• What is expected:
Copy each line below in which the string "Aufklärung" occurs.

(Entries taken from a collection)
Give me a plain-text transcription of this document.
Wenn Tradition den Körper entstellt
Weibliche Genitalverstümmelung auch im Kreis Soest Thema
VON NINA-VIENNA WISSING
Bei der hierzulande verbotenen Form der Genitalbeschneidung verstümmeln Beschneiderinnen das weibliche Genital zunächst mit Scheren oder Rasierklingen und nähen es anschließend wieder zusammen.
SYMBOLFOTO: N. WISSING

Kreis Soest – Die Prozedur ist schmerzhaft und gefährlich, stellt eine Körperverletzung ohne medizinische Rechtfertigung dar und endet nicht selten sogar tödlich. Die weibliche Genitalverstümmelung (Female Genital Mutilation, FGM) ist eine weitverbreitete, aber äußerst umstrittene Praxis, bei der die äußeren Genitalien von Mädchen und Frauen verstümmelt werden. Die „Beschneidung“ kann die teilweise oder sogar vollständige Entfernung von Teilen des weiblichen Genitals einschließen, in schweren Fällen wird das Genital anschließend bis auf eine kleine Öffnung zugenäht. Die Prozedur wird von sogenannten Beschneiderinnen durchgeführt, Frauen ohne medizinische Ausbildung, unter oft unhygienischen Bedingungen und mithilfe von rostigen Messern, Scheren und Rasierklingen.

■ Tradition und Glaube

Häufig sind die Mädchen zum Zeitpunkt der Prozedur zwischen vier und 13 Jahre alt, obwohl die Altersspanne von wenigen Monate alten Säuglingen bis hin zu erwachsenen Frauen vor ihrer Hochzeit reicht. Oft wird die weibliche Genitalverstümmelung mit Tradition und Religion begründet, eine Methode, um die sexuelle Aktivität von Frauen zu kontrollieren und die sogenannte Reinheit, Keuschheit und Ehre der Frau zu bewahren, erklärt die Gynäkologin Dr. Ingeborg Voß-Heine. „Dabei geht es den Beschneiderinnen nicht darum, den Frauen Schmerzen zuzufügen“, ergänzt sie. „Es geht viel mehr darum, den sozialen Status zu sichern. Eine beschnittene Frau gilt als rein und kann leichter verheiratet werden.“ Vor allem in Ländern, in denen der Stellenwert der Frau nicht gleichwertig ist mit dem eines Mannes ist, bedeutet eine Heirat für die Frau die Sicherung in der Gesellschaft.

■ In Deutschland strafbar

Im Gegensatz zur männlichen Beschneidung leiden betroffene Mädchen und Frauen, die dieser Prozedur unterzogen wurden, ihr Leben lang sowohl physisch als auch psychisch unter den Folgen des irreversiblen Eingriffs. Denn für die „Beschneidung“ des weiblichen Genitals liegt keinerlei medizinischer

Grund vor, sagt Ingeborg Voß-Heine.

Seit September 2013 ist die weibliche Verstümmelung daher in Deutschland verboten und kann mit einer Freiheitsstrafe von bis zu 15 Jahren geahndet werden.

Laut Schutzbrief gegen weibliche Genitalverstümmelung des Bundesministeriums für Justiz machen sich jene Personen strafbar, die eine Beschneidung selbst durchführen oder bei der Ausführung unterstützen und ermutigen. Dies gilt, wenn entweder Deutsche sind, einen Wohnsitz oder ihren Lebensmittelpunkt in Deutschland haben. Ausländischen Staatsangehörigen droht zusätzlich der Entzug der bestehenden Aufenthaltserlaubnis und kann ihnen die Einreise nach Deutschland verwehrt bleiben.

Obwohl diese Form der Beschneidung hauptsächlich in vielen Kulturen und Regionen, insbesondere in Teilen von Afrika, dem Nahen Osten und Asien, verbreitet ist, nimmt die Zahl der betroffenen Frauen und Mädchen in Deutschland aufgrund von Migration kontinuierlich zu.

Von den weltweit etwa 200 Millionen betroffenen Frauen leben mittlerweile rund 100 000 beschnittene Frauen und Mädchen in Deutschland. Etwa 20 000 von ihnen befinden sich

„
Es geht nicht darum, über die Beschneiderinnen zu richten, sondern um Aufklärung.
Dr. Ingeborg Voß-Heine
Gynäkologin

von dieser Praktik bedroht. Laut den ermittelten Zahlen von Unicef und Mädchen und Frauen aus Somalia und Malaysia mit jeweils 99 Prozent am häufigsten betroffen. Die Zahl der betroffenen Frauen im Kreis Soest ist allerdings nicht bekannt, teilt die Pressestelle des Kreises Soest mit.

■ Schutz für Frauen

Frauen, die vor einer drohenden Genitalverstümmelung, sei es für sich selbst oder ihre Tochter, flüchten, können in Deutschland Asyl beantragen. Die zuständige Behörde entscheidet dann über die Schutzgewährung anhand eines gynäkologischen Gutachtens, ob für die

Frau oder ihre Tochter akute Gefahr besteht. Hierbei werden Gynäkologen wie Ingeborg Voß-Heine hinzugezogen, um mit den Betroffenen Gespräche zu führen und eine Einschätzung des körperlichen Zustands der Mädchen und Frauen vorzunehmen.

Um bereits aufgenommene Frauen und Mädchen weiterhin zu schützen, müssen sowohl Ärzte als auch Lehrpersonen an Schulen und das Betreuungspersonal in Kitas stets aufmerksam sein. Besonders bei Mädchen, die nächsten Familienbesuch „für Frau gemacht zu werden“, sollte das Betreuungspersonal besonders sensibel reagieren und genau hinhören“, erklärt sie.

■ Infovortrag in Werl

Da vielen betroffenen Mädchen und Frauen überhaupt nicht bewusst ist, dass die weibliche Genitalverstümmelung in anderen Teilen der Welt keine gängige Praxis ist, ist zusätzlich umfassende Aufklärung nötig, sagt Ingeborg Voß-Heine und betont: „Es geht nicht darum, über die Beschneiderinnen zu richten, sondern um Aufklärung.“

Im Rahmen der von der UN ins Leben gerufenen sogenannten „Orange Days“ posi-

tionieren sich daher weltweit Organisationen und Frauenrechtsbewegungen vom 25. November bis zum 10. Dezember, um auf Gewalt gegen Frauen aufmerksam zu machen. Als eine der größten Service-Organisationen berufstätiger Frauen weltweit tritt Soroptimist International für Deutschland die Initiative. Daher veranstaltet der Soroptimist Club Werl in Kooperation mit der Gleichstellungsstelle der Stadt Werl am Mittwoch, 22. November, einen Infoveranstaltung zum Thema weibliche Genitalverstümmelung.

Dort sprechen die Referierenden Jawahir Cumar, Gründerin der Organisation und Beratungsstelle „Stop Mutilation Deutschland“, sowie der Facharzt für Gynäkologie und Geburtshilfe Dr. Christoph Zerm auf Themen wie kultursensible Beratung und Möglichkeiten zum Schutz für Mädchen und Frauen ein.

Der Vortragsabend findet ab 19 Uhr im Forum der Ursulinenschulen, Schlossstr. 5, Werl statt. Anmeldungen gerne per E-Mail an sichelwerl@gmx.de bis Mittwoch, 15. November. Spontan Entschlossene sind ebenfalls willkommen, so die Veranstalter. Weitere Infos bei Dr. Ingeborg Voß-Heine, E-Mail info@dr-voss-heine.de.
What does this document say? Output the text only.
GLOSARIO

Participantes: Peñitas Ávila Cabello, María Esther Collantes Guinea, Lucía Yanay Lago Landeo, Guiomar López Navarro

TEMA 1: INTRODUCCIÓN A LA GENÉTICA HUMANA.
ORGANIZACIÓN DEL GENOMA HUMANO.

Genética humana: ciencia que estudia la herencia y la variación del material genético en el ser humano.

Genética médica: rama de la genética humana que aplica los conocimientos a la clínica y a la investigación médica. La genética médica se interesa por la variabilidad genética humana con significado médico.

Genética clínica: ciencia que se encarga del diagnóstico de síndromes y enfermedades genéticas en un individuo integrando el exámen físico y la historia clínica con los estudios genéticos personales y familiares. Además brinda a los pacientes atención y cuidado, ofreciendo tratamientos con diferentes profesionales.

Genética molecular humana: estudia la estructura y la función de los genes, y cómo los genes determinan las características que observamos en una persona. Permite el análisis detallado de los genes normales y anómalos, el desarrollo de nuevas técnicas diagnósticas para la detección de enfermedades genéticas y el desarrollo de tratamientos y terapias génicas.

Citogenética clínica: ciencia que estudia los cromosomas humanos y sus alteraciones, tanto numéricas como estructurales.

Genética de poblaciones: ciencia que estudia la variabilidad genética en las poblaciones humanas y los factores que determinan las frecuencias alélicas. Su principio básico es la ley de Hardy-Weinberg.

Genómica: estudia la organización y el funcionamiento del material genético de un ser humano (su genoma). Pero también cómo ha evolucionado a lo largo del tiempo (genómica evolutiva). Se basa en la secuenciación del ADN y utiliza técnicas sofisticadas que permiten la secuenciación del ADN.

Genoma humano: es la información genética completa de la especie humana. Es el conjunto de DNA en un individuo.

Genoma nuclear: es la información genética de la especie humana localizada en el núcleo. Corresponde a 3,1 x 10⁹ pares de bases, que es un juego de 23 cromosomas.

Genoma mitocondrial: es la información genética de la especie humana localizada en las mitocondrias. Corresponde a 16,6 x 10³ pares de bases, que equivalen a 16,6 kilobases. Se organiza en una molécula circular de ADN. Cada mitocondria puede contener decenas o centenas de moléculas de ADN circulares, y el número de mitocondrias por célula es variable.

• Result for this exercise:
Es geht nicht darum, über die Beschneiderinnen zu richten, sondern um Aufklärung.
Da vielen betroffenen Mädchen und Frauen überhaupt nicht bewusst ist, dass die weibliche Genitalverstümmelung in anderen Teilen der Welt keine gängige Praxis ist, ist zusätzlich umfassende Aufklärung nötig, sagt Ingeborg Voß-Heine und betont: „Es geht nicht darum, über die Beschneiderinnen zu richten, sondern um Aufklärung.“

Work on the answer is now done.